Dataset entries
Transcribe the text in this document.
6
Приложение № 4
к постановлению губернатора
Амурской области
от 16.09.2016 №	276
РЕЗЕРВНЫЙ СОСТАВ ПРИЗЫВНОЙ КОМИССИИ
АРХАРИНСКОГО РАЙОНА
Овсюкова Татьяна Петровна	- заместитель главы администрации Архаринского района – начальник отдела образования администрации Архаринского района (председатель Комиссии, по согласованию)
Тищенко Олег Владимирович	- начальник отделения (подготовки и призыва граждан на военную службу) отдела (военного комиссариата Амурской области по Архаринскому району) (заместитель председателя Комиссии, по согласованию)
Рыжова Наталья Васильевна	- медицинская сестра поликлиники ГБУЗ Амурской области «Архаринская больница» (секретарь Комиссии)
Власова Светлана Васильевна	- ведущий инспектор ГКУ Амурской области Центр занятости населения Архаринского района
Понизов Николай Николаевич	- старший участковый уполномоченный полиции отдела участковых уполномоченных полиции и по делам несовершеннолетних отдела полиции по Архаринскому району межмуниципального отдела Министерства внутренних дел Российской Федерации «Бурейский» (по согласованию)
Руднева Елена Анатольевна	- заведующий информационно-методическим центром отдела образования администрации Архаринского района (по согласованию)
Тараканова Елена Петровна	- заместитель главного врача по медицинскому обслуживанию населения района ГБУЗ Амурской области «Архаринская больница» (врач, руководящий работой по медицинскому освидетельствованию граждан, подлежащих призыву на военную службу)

→ **WRITTEN PROBLEM**
Where a line of the entries contains the word "заместитель", copy that line.

→ **FULL ANSWER**
Овсюкова Татьяна Петровна	- заместитель главы администрации Архаринского района – начальник отдела образования администрации Архаринского района (председатель Комиссии, по согласованию)
Тищенко Олег Владимирович	- начальник отделения (подготовки и призыва граждан на военную службу) отдела (военного комиссариата Амурской области по Архаринскому району) (заместитель председателя Комиссии, по согласованию)
Тараканова Елена Петровна	- заместитель главного врача по медицинскому обслуживанию населения района ГБУЗ Амурской области «Архаринская больница» (врач, руководящий работой по медицинскому освидетельствованию граждан, подлежащих призыву на военную службу)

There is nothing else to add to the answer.